■ Input rows:
**********

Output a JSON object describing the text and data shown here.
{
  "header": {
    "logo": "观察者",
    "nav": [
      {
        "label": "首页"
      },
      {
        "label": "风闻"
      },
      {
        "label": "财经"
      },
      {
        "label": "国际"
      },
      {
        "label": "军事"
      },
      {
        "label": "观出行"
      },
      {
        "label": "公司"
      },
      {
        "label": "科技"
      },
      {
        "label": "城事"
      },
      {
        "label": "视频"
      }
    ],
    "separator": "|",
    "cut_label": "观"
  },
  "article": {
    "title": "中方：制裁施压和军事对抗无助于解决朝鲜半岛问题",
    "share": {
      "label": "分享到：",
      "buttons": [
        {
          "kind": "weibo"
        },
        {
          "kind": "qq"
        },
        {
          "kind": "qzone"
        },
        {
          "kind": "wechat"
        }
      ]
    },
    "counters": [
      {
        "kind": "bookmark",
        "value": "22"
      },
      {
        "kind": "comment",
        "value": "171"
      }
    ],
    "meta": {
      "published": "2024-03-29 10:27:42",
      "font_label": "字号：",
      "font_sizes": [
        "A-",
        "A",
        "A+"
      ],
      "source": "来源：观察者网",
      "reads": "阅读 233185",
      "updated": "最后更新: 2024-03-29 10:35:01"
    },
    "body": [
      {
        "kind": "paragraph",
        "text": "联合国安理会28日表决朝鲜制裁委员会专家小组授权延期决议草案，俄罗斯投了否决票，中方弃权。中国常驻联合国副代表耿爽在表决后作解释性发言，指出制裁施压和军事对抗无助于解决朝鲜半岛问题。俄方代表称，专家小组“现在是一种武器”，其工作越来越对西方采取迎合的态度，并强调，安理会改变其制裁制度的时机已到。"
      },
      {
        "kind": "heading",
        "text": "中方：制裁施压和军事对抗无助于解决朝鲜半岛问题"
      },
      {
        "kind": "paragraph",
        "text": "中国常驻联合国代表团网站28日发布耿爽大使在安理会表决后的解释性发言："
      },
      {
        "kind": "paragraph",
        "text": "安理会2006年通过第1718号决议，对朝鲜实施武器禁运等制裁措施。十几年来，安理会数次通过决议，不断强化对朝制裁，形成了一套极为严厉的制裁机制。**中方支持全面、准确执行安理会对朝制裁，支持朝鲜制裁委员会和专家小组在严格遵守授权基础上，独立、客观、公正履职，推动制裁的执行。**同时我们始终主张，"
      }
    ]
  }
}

**********

■ Objective: Exactly reproduce every record.

■ Worked solution:
Output a JSON object describing the text and data shown here.
{
  "header": {
    "logo": "观察者",
    "nav": [
      {
        "label": "首页"
      },
      {
        "label": "风闻"
      },
      {
        "label": "财经"
      },
      {
        "label": "国际"
      },
      {
        "label": "军事"
      },
      {
        "label": "观出行"
      },
      {
        "label": "公司"
      },
      {
        "label": "科技"
      },
      {
        "label": "城事"
      },
      {
        "label": "视频"
      }
    ],
    "separator": "|",
    "cut_label": "观"
  },
  "article": {
    "title": "中方：制裁施压和军事对抗无助于解决朝鲜半岛问题",
    "share": {
      "label": "分享到：",
      "buttons": [
        {
          "kind": "weibo"
        },
        {
          "kind": "qq"
        },
        {
          "kind": "qzone"
        },
        {
          "kind": "wechat"
        }
      ]
    },
    "counters": [
      {
        "kind": "bookmark",
        "value": "22"
      },
      {
        "kind": "comment",
        "value": "171"
      }
    ],
    "meta": {
      "published": "2024-03-29 10:27:42",
      "font_label": "字号：",
      "font_sizes": [
        "A-",
        "A",
        "A+"
      ],
      "source": "来源：观察者网",
      "reads": "阅读 233185",
      "updated": "最后更新: 2024-03-29 10:35:01"
    },
    "body": [
      {
        "kind": "paragraph",
        "text": "联合国安理会28日表决朝鲜制裁委员会专家小组授权延期决议草案，俄罗斯投了否决票，中方弃权。中国常驻联合国副代表耿爽在表决后作解释性发言，指出制裁施压和军事对抗无助于解决朝鲜半岛问题。俄方代表称，专家小组“现在是一种武器”，其工作越来越对西方采取迎合的态度，并强调，安理会改变其制裁制度的时机已到。"
      },
      {
        "kind": "heading",
        "text": "中方：制裁施压和军事对抗无助于解决朝鲜半岛问题"
      },
      {
        "kind": "paragraph",
        "text": "中国常驻联合国代表团网站28日发布耿爽大使在安理会表决后的解释性发言："
      },
      {
        "kind": "paragraph",
        "text": "安理会2006年通过第1718号决议，对朝鲜实施武器禁运等制裁措施。十几年来，安理会数次通过决议，不断强化对朝制裁，形成了一套极为严厉的制裁机制。**中方支持全面、准确执行安理会对朝制裁，支持朝鲜制裁委员会和专家小组在严格遵守授权基础上，独立、客观、公正履职，推动制裁的执行。**同时我们始终主张，"
      }
    ]
  }
}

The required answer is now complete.